Dataset rows about figures:
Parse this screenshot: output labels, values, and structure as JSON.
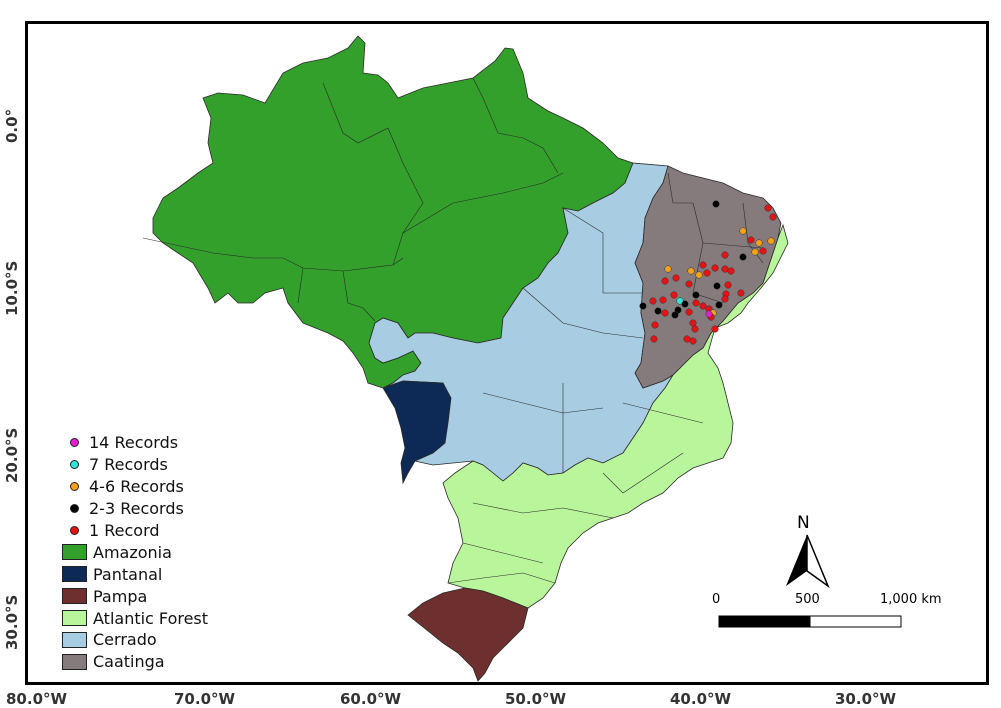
{
  "axes": {
    "longitude_labels": [
      "80.0°W",
      "70.0°W",
      "60.0°W",
      "50.0°W",
      "40.0°W",
      "30.0°W"
    ],
    "latitude_labels": [
      "0.0°",
      "10.0°S",
      "20.0°S",
      "30.0°S"
    ]
  },
  "legend": {
    "points": [
      {
        "label": "14 Records",
        "color": "#e61ccf"
      },
      {
        "label": "7 Records",
        "color": "#35e3d7"
      },
      {
        "label": "4-6 Records",
        "color": "#f5a21a"
      },
      {
        "label": "2-3 Records",
        "color": "#000000"
      },
      {
        "label": "1 Record",
        "color": "#e51313"
      }
    ],
    "biomes": [
      {
        "label": "Amazonia",
        "color": "#33a02c"
      },
      {
        "label": "Pantanal",
        "color": "#0c2a55"
      },
      {
        "label": "Pampa",
        "color": "#6e2f2f"
      },
      {
        "label": "Atlantic Forest",
        "color": "#b9f59a"
      },
      {
        "label": "Cerrado",
        "color": "#a8cde3"
      },
      {
        "label": "Caatinga",
        "color": "#857b7d"
      }
    ]
  },
  "north_arrow": {
    "label": "N"
  },
  "scale_bar": {
    "labels": [
      "0",
      "500",
      "1,000 km"
    ]
  }
}
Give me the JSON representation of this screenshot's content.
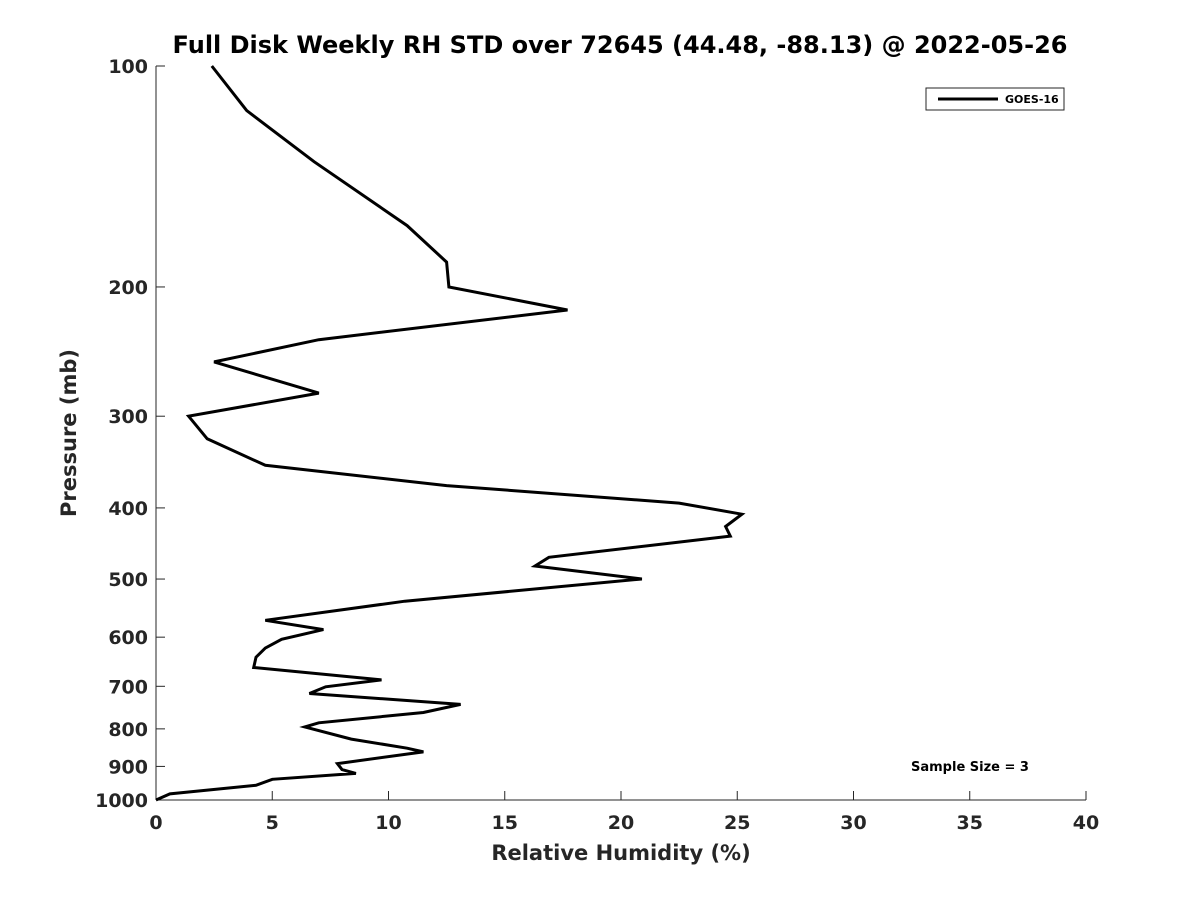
{
  "chart_data": {
    "type": "line",
    "title": "Full Disk Weekly RH STD over 72645 (44.48, -88.13) @ 2022-05-26",
    "xlabel": "Relative Humidity (%)",
    "ylabel": "Pressure (mb)",
    "xlim": [
      0,
      40
    ],
    "ylim": [
      1000,
      100
    ],
    "yscale": "log",
    "grid": false,
    "xticks": [
      0,
      5,
      10,
      15,
      20,
      25,
      30,
      35,
      40
    ],
    "yticks": [
      100,
      200,
      300,
      400,
      500,
      600,
      700,
      800,
      900,
      1000
    ],
    "legend": {
      "position": "top-right",
      "entries": [
        "GOES-16"
      ]
    },
    "annotation": "Sample Size = 3",
    "series": [
      {
        "name": "GOES-16",
        "color": "#000000",
        "points": [
          [
            2.4,
            100
          ],
          [
            3.9,
            115
          ],
          [
            6.8,
            135
          ],
          [
            10.8,
            165
          ],
          [
            12.5,
            185
          ],
          [
            12.6,
            200
          ],
          [
            17.7,
            215
          ],
          [
            7.0,
            236
          ],
          [
            2.5,
            253
          ],
          [
            7.0,
            279
          ],
          [
            1.4,
            300
          ],
          [
            2.2,
            322
          ],
          [
            4.7,
            350
          ],
          [
            12.5,
            373
          ],
          [
            22.5,
            394
          ],
          [
            25.2,
            408
          ],
          [
            24.5,
            424
          ],
          [
            24.7,
            437
          ],
          [
            16.9,
            467
          ],
          [
            16.3,
            480
          ],
          [
            20.9,
            500
          ],
          [
            10.7,
            536
          ],
          [
            4.7,
            569
          ],
          [
            7.2,
            586
          ],
          [
            5.4,
            604
          ],
          [
            4.7,
            621
          ],
          [
            4.3,
            639
          ],
          [
            4.2,
            660
          ],
          [
            9.7,
            686
          ],
          [
            7.3,
            701
          ],
          [
            6.6,
            716
          ],
          [
            13.1,
            741
          ],
          [
            11.5,
            760
          ],
          [
            7.0,
            785
          ],
          [
            6.4,
            795
          ],
          [
            8.4,
            826
          ],
          [
            10.8,
            850
          ],
          [
            11.5,
            860
          ],
          [
            7.8,
            892
          ],
          [
            8.0,
            909
          ],
          [
            8.6,
            920
          ],
          [
            5.0,
            937
          ],
          [
            4.3,
            955
          ],
          [
            0.6,
            981
          ],
          [
            0.0,
            1000
          ]
        ]
      }
    ]
  }
}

Problem description:
Omit pictures; set down the rest of the material word for word.

Solution:
Parse this screenshot: output labels, values, and structure as JSON.
{
  "axes": {
    "longitude_labels": [
      "80.0°W",
      "70.0°W",
      "60.0°W",
      "50.0°W",
      "40.0°W",
      "30.0°W"
    ],
    "latitude_labels": [
      "0.0°",
      "10.0°S",
      "20.0°S",
      "30.0°S"
    ]
  },
  "legend": {
    "points": [
      {
        "label": "14 Records",
        "color": "#e61ccf"
      },
      {
        "label": "7 Records",
        "color": "#35e3d7"
      },
      {
        "label": "4-6 Records",
        "color": "#f5a21a"
      },
      {
        "label": "2-3 Records",
        "color": "#000000"
      },
      {
        "label": "1 Record",
        "color": "#e51313"
      }
    ],
    "biomes": [
      {
        "label": "Amazonia",
        "color": "#33a02c"
      },
      {
        "label": "Pantanal",
        "color": "#0c2a55"
      },
      {
        "label": "Pampa",
        "color": "#6e2f2f"
      },
      {
        "label": "Atlantic Forest",
        "color": "#b9f59a"
      },
      {
        "label": "Cerrado",
        "color": "#a8cde3"
      },
      {
        "label": "Caatinga",
        "color": "#857b7d"
      }
    ]
  },
  "north_arrow": {
    "label": "N"
  },
  "scale_bar": {
    "labels": [
      "0",
      "500",
      "1,000 km"
    ]
  }
}
Give me the JSON representation of this screenshot's content.
{
  "chart_data": {
    "type": "line",
    "title": "Full Disk Weekly RH STD over 72645 (44.48, -88.13) @ 2022-05-26",
    "xlabel": "Relative Humidity (%)",
    "ylabel": "Pressure (mb)",
    "xlim": [
      0,
      40
    ],
    "ylim": [
      1000,
      100
    ],
    "yscale": "log",
    "grid": false,
    "xticks": [
      0,
      5,
      10,
      15,
      20,
      25,
      30,
      35,
      40
    ],
    "yticks": [
      100,
      200,
      300,
      400,
      500,
      600,
      700,
      800,
      900,
      1000
    ],
    "legend": {
      "position": "top-right",
      "entries": [
        "GOES-16"
      ]
    },
    "annotation": "Sample Size = 3",
    "series": [
      {
        "name": "GOES-16",
        "color": "#000000",
        "points": [
          [
            2.4,
            100
          ],
          [
            3.9,
            115
          ],
          [
            6.8,
            135
          ],
          [
            10.8,
            165
          ],
          [
            12.5,
            185
          ],
          [
            12.6,
            200
          ],
          [
            17.7,
            215
          ],
          [
            7.0,
            236
          ],
          [
            2.5,
            253
          ],
          [
            7.0,
            279
          ],
          [
            1.4,
            300
          ],
          [
            2.2,
            322
          ],
          [
            4.7,
            350
          ],
          [
            12.5,
            373
          ],
          [
            22.5,
            394
          ],
          [
            25.2,
            408
          ],
          [
            24.5,
            424
          ],
          [
            24.7,
            437
          ],
          [
            16.9,
            467
          ],
          [
            16.3,
            480
          ],
          [
            20.9,
            500
          ],
          [
            10.7,
            536
          ],
          [
            4.7,
            569
          ],
          [
            7.2,
            586
          ],
          [
            5.4,
            604
          ],
          [
            4.7,
            621
          ],
          [
            4.3,
            639
          ],
          [
            4.2,
            660
          ],
          [
            9.7,
            686
          ],
          [
            7.3,
            701
          ],
          [
            6.6,
            716
          ],
          [
            13.1,
            741
          ],
          [
            11.5,
            760
          ],
          [
            7.0,
            785
          ],
          [
            6.4,
            795
          ],
          [
            8.4,
            826
          ],
          [
            10.8,
            850
          ],
          [
            11.5,
            860
          ],
          [
            7.8,
            892
          ],
          [
            8.0,
            909
          ],
          [
            8.6,
            920
          ],
          [
            5.0,
            937
          ],
          [
            4.3,
            955
          ],
          [
            0.6,
            981
          ],
          [
            0.0,
            1000
          ]
        ]
      }
    ]
  }
}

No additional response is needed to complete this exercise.